═════ THE RECORDS ═════

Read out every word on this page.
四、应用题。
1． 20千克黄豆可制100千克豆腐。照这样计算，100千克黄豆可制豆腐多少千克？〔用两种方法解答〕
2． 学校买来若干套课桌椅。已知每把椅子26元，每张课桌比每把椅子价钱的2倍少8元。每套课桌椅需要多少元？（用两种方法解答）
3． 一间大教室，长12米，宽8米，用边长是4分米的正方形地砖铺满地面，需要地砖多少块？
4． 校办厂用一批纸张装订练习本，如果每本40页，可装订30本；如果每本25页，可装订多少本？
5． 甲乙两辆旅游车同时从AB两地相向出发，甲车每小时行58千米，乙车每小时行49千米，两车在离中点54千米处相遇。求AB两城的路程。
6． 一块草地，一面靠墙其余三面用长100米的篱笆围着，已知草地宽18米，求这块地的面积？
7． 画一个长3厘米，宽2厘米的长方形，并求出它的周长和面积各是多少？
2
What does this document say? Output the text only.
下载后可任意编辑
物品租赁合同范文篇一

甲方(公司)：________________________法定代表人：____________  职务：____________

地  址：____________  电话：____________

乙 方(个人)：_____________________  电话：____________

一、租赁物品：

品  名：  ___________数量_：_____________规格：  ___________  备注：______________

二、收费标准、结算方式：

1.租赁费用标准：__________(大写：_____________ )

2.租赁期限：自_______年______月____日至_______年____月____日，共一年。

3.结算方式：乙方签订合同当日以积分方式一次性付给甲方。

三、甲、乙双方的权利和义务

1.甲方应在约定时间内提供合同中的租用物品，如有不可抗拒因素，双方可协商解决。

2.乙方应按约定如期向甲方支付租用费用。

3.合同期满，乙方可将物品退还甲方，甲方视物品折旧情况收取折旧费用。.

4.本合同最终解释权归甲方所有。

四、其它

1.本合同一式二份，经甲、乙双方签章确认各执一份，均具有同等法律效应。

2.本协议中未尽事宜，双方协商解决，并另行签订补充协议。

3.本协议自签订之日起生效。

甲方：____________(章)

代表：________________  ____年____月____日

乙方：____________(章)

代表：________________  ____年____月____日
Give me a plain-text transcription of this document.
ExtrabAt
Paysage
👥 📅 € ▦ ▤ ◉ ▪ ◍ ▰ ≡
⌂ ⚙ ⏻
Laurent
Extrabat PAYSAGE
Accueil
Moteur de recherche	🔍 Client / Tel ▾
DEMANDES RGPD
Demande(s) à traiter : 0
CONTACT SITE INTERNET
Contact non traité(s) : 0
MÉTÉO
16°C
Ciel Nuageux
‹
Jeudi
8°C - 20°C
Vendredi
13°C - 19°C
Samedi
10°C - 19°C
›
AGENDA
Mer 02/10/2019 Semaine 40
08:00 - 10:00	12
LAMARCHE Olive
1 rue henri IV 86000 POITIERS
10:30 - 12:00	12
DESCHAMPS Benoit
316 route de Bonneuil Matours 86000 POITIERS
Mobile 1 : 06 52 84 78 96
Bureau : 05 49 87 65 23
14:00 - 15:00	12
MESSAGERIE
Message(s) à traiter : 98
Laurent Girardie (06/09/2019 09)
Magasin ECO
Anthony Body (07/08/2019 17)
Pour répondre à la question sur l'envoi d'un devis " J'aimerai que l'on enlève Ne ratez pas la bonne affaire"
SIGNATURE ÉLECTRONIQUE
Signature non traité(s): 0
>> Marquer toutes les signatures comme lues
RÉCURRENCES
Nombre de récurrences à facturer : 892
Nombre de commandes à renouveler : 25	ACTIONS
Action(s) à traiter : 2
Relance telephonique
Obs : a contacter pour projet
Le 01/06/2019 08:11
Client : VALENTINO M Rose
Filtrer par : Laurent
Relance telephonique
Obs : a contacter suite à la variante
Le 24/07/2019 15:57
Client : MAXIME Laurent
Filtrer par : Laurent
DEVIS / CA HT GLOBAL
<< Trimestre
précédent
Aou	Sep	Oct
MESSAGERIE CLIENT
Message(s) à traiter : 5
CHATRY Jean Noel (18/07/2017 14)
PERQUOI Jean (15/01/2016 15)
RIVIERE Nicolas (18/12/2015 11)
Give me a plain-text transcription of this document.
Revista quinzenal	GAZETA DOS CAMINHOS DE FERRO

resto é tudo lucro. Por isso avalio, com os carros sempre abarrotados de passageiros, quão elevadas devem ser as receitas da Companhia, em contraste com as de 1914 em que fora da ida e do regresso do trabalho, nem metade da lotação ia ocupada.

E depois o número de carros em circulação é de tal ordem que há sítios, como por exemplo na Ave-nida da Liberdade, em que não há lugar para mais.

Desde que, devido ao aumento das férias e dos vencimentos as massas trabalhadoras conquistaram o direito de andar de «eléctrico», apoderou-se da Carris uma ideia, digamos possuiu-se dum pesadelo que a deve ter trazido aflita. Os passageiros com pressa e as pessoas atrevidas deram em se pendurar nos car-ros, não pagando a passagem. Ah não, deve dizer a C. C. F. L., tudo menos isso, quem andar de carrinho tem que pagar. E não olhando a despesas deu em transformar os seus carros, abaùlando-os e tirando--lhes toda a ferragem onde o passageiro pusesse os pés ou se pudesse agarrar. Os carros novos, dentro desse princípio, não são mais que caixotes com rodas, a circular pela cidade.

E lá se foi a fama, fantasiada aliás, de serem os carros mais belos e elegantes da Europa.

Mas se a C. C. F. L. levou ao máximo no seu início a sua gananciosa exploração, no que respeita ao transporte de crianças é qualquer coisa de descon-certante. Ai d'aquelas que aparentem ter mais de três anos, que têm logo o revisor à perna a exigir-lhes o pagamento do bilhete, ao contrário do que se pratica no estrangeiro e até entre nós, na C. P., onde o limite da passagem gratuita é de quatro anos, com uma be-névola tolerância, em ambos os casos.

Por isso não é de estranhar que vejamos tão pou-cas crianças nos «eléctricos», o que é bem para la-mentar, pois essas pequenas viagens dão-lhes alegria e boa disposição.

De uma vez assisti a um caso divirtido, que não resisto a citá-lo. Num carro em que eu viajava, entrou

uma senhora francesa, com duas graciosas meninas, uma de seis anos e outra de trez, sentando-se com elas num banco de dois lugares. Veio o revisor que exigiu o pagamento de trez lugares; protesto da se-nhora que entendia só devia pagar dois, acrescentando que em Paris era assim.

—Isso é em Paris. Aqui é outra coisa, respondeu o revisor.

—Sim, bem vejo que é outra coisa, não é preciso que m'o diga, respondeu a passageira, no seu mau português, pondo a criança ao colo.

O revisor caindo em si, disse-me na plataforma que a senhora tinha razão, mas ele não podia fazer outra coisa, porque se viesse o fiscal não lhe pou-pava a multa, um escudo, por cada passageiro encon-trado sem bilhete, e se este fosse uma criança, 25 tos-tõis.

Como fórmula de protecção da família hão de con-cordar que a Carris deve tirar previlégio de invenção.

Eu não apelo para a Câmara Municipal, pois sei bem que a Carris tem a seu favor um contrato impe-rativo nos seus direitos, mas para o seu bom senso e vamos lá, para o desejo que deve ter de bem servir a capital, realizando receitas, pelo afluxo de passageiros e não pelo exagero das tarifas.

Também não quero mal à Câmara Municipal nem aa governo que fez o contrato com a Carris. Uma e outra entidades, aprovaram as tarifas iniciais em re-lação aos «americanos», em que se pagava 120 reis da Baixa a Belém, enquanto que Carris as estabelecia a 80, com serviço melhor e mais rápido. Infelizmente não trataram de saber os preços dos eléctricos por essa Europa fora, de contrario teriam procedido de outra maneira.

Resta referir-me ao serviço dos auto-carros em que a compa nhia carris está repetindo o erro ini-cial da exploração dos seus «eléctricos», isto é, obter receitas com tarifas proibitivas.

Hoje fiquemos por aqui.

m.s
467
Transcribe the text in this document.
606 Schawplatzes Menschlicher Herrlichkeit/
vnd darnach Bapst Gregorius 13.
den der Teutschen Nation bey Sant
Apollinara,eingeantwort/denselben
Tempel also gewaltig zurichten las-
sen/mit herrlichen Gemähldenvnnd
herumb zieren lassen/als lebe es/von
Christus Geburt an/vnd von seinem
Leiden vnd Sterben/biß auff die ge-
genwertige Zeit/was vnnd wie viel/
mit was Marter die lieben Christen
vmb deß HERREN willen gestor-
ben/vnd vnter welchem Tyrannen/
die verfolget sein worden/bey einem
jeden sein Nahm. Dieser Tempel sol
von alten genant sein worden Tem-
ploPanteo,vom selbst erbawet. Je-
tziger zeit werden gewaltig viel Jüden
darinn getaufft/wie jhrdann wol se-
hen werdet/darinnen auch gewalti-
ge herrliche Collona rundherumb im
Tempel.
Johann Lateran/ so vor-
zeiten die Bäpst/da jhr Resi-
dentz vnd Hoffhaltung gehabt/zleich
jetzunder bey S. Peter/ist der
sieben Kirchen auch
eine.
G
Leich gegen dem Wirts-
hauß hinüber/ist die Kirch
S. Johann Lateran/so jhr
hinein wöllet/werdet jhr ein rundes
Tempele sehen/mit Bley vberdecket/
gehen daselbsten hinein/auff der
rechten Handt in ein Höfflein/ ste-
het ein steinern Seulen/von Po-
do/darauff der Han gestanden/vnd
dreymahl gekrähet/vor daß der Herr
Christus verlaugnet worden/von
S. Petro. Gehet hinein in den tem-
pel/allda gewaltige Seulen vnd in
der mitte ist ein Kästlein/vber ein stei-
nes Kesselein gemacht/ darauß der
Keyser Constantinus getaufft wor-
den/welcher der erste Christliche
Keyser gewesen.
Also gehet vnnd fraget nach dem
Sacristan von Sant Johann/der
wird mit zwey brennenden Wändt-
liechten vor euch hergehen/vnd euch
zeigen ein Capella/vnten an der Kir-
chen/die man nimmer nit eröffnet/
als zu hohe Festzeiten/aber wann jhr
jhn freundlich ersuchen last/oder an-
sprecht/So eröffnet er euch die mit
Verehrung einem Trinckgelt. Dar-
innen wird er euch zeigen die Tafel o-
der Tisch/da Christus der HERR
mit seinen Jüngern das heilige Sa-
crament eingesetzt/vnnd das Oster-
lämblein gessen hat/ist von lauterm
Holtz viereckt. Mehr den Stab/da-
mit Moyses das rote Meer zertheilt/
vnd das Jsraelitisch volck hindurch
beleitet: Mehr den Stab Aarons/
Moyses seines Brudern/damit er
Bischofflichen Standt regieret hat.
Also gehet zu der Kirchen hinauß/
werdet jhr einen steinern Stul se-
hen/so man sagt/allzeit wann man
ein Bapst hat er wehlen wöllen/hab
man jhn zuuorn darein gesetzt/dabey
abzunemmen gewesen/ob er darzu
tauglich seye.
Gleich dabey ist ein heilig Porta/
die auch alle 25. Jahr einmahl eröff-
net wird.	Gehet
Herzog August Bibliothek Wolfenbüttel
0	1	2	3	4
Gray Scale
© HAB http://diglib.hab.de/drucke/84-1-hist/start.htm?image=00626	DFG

═════

Say how many lines contain "passageiros", and give nothing but that number.

3